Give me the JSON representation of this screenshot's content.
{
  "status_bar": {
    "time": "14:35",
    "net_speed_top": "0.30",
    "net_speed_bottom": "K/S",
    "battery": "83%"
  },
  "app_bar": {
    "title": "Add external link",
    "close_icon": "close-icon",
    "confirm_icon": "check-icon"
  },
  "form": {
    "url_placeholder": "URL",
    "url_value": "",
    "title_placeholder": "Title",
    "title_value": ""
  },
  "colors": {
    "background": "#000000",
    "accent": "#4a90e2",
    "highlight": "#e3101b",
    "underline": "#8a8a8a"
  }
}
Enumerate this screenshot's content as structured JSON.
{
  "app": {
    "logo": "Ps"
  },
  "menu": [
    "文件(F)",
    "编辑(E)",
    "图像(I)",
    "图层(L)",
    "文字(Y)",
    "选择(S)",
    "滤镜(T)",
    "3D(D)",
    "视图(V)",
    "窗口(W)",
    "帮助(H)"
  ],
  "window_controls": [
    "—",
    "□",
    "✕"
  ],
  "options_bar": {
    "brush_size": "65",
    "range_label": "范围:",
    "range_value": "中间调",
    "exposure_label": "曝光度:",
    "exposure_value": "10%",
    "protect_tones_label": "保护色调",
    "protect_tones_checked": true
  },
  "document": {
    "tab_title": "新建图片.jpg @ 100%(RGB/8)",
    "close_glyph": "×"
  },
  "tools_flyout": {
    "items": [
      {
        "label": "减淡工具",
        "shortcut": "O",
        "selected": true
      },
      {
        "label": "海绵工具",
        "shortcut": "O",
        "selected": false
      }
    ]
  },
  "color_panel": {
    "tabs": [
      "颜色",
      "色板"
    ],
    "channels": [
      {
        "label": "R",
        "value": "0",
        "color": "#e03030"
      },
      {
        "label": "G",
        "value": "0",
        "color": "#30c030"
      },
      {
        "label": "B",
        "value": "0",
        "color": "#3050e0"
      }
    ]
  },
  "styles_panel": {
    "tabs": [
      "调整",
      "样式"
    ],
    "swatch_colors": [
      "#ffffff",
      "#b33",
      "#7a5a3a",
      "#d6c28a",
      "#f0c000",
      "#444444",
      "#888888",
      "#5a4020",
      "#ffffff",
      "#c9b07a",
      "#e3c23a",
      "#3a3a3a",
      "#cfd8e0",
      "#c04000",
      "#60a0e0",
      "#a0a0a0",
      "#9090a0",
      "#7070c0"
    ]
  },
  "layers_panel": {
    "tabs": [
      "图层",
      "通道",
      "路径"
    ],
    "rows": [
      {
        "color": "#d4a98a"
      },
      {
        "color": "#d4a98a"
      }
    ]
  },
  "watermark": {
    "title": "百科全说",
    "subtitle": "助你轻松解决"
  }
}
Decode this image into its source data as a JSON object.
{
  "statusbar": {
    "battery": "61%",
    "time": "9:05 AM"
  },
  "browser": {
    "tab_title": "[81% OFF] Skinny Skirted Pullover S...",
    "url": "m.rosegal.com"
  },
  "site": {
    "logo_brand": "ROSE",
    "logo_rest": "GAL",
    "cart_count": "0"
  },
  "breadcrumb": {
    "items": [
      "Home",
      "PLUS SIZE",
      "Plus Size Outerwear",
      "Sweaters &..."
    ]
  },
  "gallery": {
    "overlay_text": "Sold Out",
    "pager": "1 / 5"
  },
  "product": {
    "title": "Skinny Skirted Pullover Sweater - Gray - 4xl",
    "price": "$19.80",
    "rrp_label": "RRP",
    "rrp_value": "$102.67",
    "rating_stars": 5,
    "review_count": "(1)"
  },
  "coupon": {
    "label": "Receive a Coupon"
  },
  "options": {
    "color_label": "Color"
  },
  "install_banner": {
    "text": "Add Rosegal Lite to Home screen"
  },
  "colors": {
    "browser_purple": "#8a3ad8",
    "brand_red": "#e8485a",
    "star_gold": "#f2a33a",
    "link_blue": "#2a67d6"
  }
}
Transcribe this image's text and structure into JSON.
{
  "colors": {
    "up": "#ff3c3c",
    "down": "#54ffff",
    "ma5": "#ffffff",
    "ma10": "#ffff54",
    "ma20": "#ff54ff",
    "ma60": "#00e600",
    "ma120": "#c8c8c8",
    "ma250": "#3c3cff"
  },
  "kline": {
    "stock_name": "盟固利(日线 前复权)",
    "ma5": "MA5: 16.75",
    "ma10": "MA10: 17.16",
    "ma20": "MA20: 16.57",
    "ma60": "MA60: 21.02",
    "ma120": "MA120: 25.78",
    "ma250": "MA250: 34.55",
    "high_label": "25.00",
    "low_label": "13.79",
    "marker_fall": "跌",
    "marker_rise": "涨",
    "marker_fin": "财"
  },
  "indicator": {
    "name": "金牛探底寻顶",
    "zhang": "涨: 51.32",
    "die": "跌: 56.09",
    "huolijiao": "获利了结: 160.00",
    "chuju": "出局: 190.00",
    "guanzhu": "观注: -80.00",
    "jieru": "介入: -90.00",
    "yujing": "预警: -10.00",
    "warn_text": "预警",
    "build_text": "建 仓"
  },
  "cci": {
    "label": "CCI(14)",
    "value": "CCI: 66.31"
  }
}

────

• _Aim_
Restate the data above word for word.

• _Exercise response_
Give me the JSON representation of this screenshot's content.
{
  "status_bar": {
    "time": "14:35",
    "net_speed_top": "0.30",
    "net_speed_bottom": "K/S",
    "battery": "83%"
  },
  "app_bar": {
    "title": "Add external link",
    "close_icon": "close-icon",
    "confirm_icon": "check-icon"
  },
  "form": {
    "url_placeholder": "URL",
    "url_value": "",
    "title_placeholder": "Title",
    "title_value": ""
  },
  "colors": {
    "background": "#000000",
    "accent": "#4a90e2",
    "highlight": "#e3101b",
    "underline": "#8a8a8a"
  }
}
Enumerate this screenshot's content as structured JSON.
{
  "app": {
    "logo": "Ps"
  },
  "menu": [
    "文件(F)",
    "编辑(E)",
    "图像(I)",
    "图层(L)",
    "文字(Y)",
    "选择(S)",
    "滤镜(T)",
    "3D(D)",
    "视图(V)",
    "窗口(W)",
    "帮助(H)"
  ],
  "window_controls": [
    "—",
    "□",
    "✕"
  ],
  "options_bar": {
    "brush_size": "65",
    "range_label": "范围:",
    "range_value": "中间调",
    "exposure_label": "曝光度:",
    "exposure_value": "10%",
    "protect_tones_label": "保护色调",
    "protect_tones_checked": true
  },
  "document": {
    "tab_title": "新建图片.jpg @ 100%(RGB/8)",
    "close_glyph": "×"
  },
  "tools_flyout": {
    "items": [
      {
        "label": "减淡工具",
        "shortcut": "O",
        "selected": true
      },
      {
        "label": "海绵工具",
        "shortcut": "O",
        "selected": false
      }
    ]
  },
  "color_panel": {
    "tabs": [
      "颜色",
      "色板"
    ],
    "channels": [
      {
        "label": "R",
        "value": "0",
        "color": "#e03030"
      },
      {
        "label": "G",
        "value": "0",
        "color": "#30c030"
      },
      {
        "label": "B",
        "value": "0",
        "color": "#3050e0"
      }
    ]
  },
  "styles_panel": {
    "tabs": [
      "调整",
      "样式"
    ],
    "swatch_colors": [
      "#ffffff",
      "#b33",
      "#7a5a3a",
      "#d6c28a",
      "#f0c000",
      "#444444",
      "#888888",
      "#5a4020",
      "#ffffff",
      "#c9b07a",
      "#e3c23a",
      "#3a3a3a",
      "#cfd8e0",
      "#c04000",
      "#60a0e0",
      "#a0a0a0",
      "#9090a0",
      "#7070c0"
    ]
  },
  "layers_panel": {
    "tabs": [
      "图层",
      "通道",
      "路径"
    ],
    "rows": [
      {
        "color": "#d4a98a"
      },
      {
        "color": "#d4a98a"
      }
    ]
  },
  "watermark": {
    "title": "百科全说",
    "subtitle": "助你轻松解决"
  }
}
Decode this image into its source data as a JSON object.
{
  "statusbar": {
    "battery": "61%",
    "time": "9:05 AM"
  },
  "browser": {
    "tab_title": "[81% OFF] Skinny Skirted Pullover S...",
    "url": "m.rosegal.com"
  },
  "site": {
    "logo_brand": "ROSE",
    "logo_rest": "GAL",
    "cart_count": "0"
  },
  "breadcrumb": {
    "items": [
      "Home",
      "PLUS SIZE",
      "Plus Size Outerwear",
      "Sweaters &..."
    ]
  },
  "gallery": {
    "overlay_text": "Sold Out",
    "pager": "1 / 5"
  },
  "product": {
    "title": "Skinny Skirted Pullover Sweater - Gray - 4xl",
    "price": "$19.80",
    "rrp_label": "RRP",
    "rrp_value": "$102.67",
    "rating_stars": 5,
    "review_count": "(1)"
  },
  "coupon": {
    "label": "Receive a Coupon"
  },
  "options": {
    "color_label": "Color"
  },
  "install_banner": {
    "text": "Add Rosegal Lite to Home screen"
  },
  "colors": {
    "browser_purple": "#8a3ad8",
    "brand_red": "#e8485a",
    "star_gold": "#f2a33a",
    "link_blue": "#2a67d6"
  }
}
Transcribe this image's text and structure into JSON.
{
  "colors": {
    "up": "#ff3c3c",
    "down": "#54ffff",
    "ma5": "#ffffff",
    "ma10": "#ffff54",
    "ma20": "#ff54ff",
    "ma60": "#00e600",
    "ma120": "#c8c8c8",
    "ma250": "#3c3cff"
  },
  "kline": {
    "stock_name": "盟固利(日线 前复权)",
    "ma5": "MA5: 16.75",
    "ma10": "MA10: 17.16",
    "ma20": "MA20: 16.57",
    "ma60": "MA60: 21.02",
    "ma120": "MA120: 25.78",
    "ma250": "MA250: 34.55",
    "high_label": "25.00",
    "low_label": "13.79",
    "marker_fall": "跌",
    "marker_rise": "涨",
    "marker_fin": "财"
  },
  "indicator": {
    "name": "金牛探底寻顶",
    "zhang": "涨: 51.32",
    "die": "跌: 56.09",
    "huolijiao": "获利了结: 160.00",
    "chuju": "出局: 190.00",
    "guanzhu": "观注: -80.00",
    "jieru": "介入: -90.00",
    "yujing": "预警: -10.00",
    "warn_text": "预警",
    "build_text": "建 仓"
  },
  "cci": {
    "label": "CCI(14)",
    "value": "CCI: 66.31"
  }
}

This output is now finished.